→ Task brief
Identify the lines that contain the word "name" and copy each one.

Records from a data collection
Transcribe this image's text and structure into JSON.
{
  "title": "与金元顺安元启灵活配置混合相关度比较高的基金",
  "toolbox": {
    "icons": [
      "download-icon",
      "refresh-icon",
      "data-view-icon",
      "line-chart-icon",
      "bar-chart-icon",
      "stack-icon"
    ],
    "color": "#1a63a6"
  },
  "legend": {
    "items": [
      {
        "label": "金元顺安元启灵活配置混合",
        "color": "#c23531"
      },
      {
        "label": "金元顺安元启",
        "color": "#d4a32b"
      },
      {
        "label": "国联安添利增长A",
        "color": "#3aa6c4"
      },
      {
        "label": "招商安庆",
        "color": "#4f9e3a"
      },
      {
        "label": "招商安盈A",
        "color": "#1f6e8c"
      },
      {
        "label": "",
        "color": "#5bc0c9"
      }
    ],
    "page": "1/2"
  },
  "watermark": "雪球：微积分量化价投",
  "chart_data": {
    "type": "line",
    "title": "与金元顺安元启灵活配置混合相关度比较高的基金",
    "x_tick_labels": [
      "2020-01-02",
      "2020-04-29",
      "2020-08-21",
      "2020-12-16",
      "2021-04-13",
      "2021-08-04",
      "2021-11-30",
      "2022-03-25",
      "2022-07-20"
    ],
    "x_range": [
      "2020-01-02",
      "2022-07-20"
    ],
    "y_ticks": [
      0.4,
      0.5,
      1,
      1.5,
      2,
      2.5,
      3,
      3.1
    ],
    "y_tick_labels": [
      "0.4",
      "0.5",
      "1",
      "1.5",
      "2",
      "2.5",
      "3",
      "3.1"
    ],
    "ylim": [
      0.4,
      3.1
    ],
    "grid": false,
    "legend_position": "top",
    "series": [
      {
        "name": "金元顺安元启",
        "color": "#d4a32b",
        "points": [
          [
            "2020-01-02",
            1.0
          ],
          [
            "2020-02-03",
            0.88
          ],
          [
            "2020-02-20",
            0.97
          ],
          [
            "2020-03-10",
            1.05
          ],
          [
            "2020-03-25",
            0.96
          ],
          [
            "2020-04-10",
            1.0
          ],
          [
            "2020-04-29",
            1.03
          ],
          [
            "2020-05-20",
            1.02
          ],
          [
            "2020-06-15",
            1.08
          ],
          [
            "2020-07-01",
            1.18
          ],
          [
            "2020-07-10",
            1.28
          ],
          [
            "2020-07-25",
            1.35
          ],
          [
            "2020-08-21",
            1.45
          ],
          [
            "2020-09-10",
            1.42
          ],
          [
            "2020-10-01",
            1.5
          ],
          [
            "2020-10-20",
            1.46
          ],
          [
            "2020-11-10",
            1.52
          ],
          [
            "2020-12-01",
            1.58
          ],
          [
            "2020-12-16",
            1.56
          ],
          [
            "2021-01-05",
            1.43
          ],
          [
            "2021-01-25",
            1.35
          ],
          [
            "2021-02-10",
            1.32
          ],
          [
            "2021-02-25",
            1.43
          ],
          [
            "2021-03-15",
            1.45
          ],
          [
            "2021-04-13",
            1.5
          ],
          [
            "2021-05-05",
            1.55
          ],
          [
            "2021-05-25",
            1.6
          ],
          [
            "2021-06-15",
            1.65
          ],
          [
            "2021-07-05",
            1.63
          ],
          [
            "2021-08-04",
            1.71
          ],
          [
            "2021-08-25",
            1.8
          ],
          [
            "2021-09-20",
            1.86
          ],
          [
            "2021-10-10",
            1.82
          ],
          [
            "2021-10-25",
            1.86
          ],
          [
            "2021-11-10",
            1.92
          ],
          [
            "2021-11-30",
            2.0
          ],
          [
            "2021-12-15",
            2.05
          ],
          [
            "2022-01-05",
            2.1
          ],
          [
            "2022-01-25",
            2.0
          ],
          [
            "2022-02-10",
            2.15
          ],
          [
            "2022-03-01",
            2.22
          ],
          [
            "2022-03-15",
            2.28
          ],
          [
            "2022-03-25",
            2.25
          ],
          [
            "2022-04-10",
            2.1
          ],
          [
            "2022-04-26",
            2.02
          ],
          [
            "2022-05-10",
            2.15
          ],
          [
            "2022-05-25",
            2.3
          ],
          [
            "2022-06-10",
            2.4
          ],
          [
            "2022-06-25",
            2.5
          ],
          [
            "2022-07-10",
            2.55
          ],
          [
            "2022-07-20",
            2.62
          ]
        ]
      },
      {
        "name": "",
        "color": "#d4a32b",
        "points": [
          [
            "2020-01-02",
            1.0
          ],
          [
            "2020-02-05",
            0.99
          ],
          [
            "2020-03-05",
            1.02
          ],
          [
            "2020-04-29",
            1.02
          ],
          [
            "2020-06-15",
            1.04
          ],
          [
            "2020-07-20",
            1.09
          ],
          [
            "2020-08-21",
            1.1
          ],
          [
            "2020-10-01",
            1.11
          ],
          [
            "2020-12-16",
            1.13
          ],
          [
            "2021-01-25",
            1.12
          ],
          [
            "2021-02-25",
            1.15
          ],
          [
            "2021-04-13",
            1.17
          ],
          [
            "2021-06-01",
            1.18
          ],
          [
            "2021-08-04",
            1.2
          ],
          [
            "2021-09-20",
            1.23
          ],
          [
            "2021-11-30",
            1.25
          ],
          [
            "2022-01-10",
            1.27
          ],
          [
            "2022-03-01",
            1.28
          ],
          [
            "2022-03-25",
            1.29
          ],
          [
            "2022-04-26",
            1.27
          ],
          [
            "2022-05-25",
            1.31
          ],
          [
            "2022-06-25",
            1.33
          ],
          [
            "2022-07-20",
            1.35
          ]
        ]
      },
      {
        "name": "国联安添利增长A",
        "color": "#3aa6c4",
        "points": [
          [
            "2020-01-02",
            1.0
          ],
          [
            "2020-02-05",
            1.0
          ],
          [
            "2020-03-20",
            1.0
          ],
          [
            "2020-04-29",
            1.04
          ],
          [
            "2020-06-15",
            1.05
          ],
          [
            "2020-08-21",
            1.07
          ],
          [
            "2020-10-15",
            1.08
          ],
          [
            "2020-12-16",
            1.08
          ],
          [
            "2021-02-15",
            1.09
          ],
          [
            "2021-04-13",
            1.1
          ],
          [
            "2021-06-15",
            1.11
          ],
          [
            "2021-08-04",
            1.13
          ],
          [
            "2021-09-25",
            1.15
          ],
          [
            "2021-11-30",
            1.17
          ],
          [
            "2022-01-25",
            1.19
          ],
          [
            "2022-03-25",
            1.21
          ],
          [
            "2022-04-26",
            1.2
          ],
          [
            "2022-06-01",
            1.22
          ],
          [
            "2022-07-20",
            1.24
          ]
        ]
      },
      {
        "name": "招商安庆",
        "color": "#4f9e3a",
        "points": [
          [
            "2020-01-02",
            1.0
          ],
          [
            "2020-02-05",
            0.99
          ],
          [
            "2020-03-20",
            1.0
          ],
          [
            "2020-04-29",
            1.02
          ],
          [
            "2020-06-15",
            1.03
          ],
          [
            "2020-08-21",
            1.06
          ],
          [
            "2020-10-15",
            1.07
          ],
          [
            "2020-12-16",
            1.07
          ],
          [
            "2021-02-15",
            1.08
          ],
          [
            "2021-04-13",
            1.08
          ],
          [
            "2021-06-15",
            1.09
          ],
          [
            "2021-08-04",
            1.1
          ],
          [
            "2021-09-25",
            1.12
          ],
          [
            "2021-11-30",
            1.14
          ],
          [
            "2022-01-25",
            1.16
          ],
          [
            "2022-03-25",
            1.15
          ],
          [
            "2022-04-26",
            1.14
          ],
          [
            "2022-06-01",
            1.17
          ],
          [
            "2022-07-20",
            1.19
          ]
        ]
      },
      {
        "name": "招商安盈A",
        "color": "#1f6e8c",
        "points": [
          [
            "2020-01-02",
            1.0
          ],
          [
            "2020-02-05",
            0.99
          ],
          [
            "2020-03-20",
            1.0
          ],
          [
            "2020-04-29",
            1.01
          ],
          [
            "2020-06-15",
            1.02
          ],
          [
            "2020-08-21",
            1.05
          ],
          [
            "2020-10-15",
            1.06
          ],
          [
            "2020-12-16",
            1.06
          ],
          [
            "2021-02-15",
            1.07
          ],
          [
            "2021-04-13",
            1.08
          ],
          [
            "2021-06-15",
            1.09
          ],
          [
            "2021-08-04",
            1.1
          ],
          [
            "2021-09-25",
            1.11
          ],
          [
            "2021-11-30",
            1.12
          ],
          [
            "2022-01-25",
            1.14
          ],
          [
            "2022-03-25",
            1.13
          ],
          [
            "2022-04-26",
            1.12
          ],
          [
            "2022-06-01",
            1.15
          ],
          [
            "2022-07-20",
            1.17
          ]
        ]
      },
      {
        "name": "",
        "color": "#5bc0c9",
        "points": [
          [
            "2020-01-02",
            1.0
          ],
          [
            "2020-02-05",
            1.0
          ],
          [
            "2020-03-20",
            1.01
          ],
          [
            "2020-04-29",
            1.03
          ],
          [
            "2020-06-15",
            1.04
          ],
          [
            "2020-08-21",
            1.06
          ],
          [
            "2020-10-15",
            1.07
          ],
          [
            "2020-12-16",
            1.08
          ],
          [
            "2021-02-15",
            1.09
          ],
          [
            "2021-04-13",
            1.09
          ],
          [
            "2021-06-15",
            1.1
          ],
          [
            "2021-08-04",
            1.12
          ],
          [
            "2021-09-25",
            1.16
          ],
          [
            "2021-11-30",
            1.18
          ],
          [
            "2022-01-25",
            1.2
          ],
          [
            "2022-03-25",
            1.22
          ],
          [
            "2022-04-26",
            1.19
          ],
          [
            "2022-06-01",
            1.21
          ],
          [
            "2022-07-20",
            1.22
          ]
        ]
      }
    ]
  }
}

→ Exercise response
        "name": "金元顺安元启",
        "name": "",
        "name": "国联安添利增长A",
        "name": "招商安庆",
        "name": "招商安盈A",
        "name": "",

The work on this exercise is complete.